Your task ->
For the listing below, give the count of lines containing "阅读材料", and no other text.

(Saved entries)
════════════════════

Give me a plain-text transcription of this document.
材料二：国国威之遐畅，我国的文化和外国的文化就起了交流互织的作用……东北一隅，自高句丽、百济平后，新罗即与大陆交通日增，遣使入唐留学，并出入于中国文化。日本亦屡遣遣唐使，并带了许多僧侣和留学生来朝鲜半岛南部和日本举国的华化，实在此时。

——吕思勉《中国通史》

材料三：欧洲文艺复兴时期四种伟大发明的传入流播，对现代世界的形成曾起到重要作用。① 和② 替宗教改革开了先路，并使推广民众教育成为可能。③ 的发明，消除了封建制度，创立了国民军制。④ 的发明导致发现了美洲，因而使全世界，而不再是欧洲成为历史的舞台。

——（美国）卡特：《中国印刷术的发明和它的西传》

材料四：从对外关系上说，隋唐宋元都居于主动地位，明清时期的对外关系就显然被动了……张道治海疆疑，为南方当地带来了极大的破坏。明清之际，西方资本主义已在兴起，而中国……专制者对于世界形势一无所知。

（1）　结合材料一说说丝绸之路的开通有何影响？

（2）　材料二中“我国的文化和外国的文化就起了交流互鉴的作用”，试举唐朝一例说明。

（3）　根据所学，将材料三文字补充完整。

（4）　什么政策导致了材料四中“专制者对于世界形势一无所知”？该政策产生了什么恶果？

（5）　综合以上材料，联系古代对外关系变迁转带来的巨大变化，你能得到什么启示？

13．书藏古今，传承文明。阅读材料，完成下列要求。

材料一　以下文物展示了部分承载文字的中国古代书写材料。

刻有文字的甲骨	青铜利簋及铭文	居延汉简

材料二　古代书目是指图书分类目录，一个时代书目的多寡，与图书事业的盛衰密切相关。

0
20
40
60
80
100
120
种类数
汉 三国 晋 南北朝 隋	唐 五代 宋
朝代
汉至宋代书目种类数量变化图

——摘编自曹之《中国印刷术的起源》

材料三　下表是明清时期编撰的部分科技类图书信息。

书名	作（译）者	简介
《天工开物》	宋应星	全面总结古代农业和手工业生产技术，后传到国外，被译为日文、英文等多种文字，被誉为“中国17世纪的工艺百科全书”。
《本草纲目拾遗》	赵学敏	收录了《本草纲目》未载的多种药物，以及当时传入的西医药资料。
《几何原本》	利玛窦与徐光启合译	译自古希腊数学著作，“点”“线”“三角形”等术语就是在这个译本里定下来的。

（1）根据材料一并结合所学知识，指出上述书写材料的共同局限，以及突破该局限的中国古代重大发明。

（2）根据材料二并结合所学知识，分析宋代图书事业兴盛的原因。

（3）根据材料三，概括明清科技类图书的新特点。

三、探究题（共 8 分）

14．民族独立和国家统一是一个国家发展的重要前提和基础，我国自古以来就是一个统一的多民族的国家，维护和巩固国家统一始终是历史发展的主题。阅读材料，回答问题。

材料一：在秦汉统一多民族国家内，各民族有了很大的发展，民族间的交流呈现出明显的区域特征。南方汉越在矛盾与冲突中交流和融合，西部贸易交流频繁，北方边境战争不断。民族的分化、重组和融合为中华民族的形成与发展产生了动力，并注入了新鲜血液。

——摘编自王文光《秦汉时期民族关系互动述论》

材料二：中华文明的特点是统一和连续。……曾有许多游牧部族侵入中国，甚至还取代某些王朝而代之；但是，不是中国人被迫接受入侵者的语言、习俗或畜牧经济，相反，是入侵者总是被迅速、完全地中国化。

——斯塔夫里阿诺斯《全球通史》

════════════════════

Exercise answer ->
2